■ WORK TO DO ■
Locate the word "ylabel" in the entries below, then gather every line that holds it.

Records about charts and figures

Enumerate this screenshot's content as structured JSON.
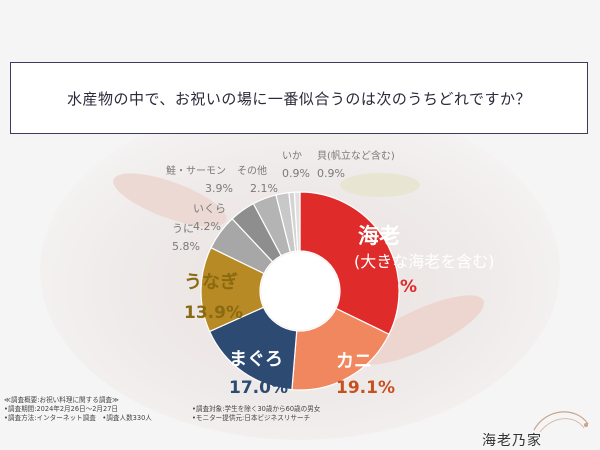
{
  "question": "水産物の中で、お祝いの場に一番似合うのは次のうちどれですか？",
  "footer": {
    "survey_title": "≪調査概要:お祝い料理に関する調査≫",
    "period": "•調査期間:2024年2月26日～2月27日",
    "method": "•調査方法:インターネット調査　•調査人数330人",
    "target": "•調査対象:学生を除く30歳から60歳の男女",
    "provider": "•モニター提供元:日本ビジネスリサーチ"
  },
  "brand": {
    "name": "海老乃家"
  },
  "colors": {
    "question_border": "#3c3c5a",
    "center": "#ffffff"
  },
  "chart_data": {
    "type": "pie",
    "unit": "%",
    "slices": [
      {
        "label": "海老",
        "sublabel": "(大きな海老を含む)",
        "value": 32.2,
        "color": "#e02b2b",
        "label_color": "#ffffff"
      },
      {
        "label": "カニ",
        "value": 19.1,
        "color": "#f0875f",
        "label_color": "#ffffff"
      },
      {
        "label": "まぐろ",
        "value": 17.0,
        "color": "#2d4a72",
        "label_color": "#ffffff"
      },
      {
        "label": "うなぎ",
        "value": 13.9,
        "color": "#b88a26",
        "label_color": "#ffffff"
      },
      {
        "label": "うに",
        "value": 5.8,
        "color": "#a7a7a7",
        "label_color": "#7a7a7a"
      },
      {
        "label": "いくら",
        "value": 4.2,
        "color": "#8e8e8e",
        "label_color": "#7a7a7a"
      },
      {
        "label": "鮭・サーモン",
        "value": 3.9,
        "color": "#b4b4b4",
        "label_color": "#7a7a7a"
      },
      {
        "label": "その他",
        "value": 2.1,
        "color": "#c8c8c8",
        "label_color": "#7a7a7a"
      },
      {
        "label": "いか",
        "value": 0.9,
        "color": "#d4d4d4",
        "label_color": "#7a7a7a"
      },
      {
        "label": "貝(帆立など含む)",
        "value": 0.9,
        "color": "#e0e0e0",
        "label_color": "#7a7a7a"
      }
    ]
  }
}
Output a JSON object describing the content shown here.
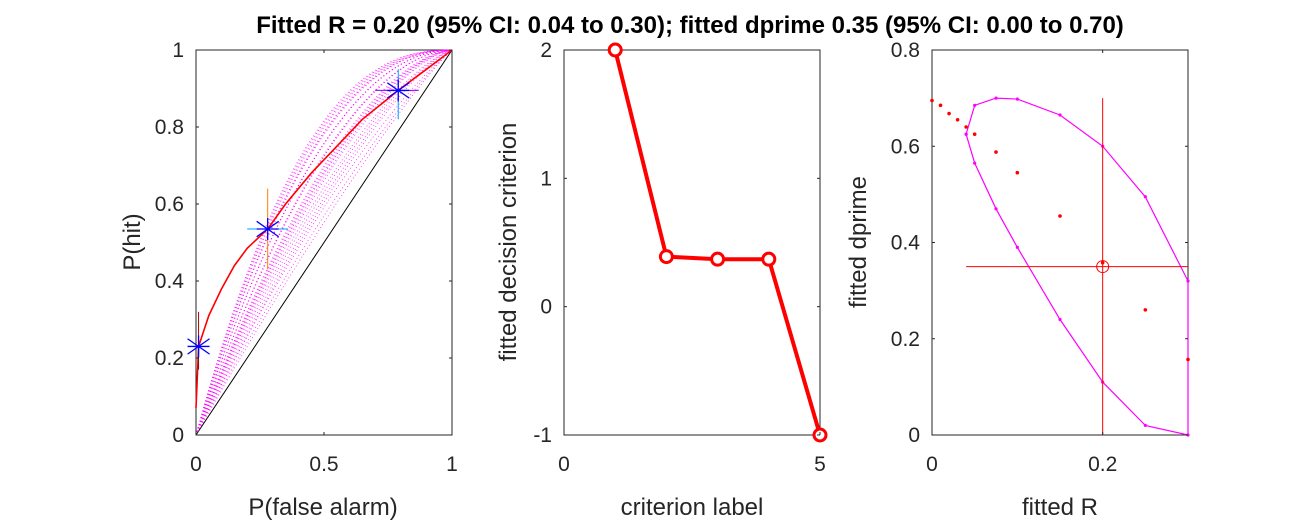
{
  "figure": {
    "title": "Fitted R = 0.20 (95% CI: 0.04 to 0.30); fitted dprime 0.35 (95% CI: 0.00 to 0.70)"
  },
  "chart_data": [
    {
      "type": "line",
      "subtype": "roc",
      "xlabel": "P(false alarm)",
      "ylabel": "P(hit)",
      "xlim": [
        0,
        1
      ],
      "ylim": [
        0,
        1
      ],
      "xticks": [
        "0",
        "0.5",
        "1"
      ],
      "yticks": [
        "0",
        "0.2",
        "0.4",
        "0.6",
        "0.8",
        "1"
      ],
      "grid": false,
      "points": [
        {
          "x": 0.01,
          "y": 0.23,
          "x_err": [
            0.0,
            0.05
          ],
          "y_err": [
            0.17,
            0.32
          ]
        },
        {
          "x": 0.28,
          "y": 0.535,
          "x_err": [
            0.2,
            0.36
          ],
          "y_err": [
            0.43,
            0.64
          ]
        },
        {
          "x": 0.79,
          "y": 0.895,
          "x_err": [
            0.7,
            0.87
          ],
          "y_err": [
            0.82,
            0.95
          ]
        }
      ],
      "fitted_R": 0.2,
      "fitted_dprime": 0.35,
      "bootstrap_R": [
        0.04,
        0.08,
        0.12,
        0.16,
        0.22,
        0.26,
        0.3
      ],
      "bootstrap_dprime": [
        0.7,
        0.6,
        0.5,
        0.4,
        0.3,
        0.25,
        0.15,
        0.05
      ],
      "colors": {
        "fit": "#ff0000",
        "bootstrap": "#ff00ff",
        "chance": "#000000",
        "points": "#0000ff"
      }
    },
    {
      "type": "line",
      "xlabel": "criterion label",
      "ylabel": "fitted decision criterion",
      "xlim": [
        0,
        5
      ],
      "ylim": [
        -1,
        2
      ],
      "xticks": [
        "0",
        "5"
      ],
      "yticks": [
        "-1",
        "0",
        "1",
        "2"
      ],
      "grid": false,
      "x": [
        1,
        2,
        3,
        4,
        5
      ],
      "values": [
        2.0,
        0.39,
        0.37,
        0.37,
        -1.0
      ],
      "color": "#ff0000"
    },
    {
      "type": "scatter",
      "xlabel": "fitted R",
      "ylabel": "fitted dprime",
      "xlim": [
        0,
        0.3
      ],
      "ylim": [
        0,
        0.8
      ],
      "xticks": [
        "0",
        "0.2"
      ],
      "yticks": [
        "0",
        "0.2",
        "0.4",
        "0.6",
        "0.8"
      ],
      "grid": false,
      "likelihood_points": [
        {
          "x": 0.0,
          "y": 0.695
        },
        {
          "x": 0.01,
          "y": 0.685
        },
        {
          "x": 0.02,
          "y": 0.668
        },
        {
          "x": 0.03,
          "y": 0.655
        },
        {
          "x": 0.04,
          "y": 0.64
        },
        {
          "x": 0.05,
          "y": 0.625
        },
        {
          "x": 0.075,
          "y": 0.588
        },
        {
          "x": 0.1,
          "y": 0.545
        },
        {
          "x": 0.15,
          "y": 0.455
        },
        {
          "x": 0.2,
          "y": 0.358
        },
        {
          "x": 0.25,
          "y": 0.26
        },
        {
          "x": 0.3,
          "y": 0.157
        }
      ],
      "contour": [
        {
          "x": 0.04,
          "y": 0.625
        },
        {
          "x": 0.05,
          "y": 0.685
        },
        {
          "x": 0.075,
          "y": 0.7
        },
        {
          "x": 0.1,
          "y": 0.698
        },
        {
          "x": 0.15,
          "y": 0.665
        },
        {
          "x": 0.2,
          "y": 0.6
        },
        {
          "x": 0.25,
          "y": 0.495
        },
        {
          "x": 0.3,
          "y": 0.32
        },
        {
          "x": 0.3,
          "y": 0.0
        },
        {
          "x": 0.25,
          "y": 0.02
        },
        {
          "x": 0.2,
          "y": 0.11
        },
        {
          "x": 0.15,
          "y": 0.24
        },
        {
          "x": 0.1,
          "y": 0.39
        },
        {
          "x": 0.075,
          "y": 0.47
        },
        {
          "x": 0.05,
          "y": 0.565
        },
        {
          "x": 0.04,
          "y": 0.625
        }
      ],
      "estimate": {
        "x": 0.2,
        "y": 0.35
      },
      "ci_R": [
        0.04,
        0.3
      ],
      "ci_dprime": [
        0.0,
        0.7
      ],
      "colors": {
        "contour": "#ff00ff",
        "points": "#ff0000",
        "estimate": "#ff0000"
      }
    }
  ]
}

■ RESPONSE TO THE TASK ■
      "ylabel": "P(hit)",
      "ylabel": "fitted decision criterion",
      "ylabel": "fitted dprime",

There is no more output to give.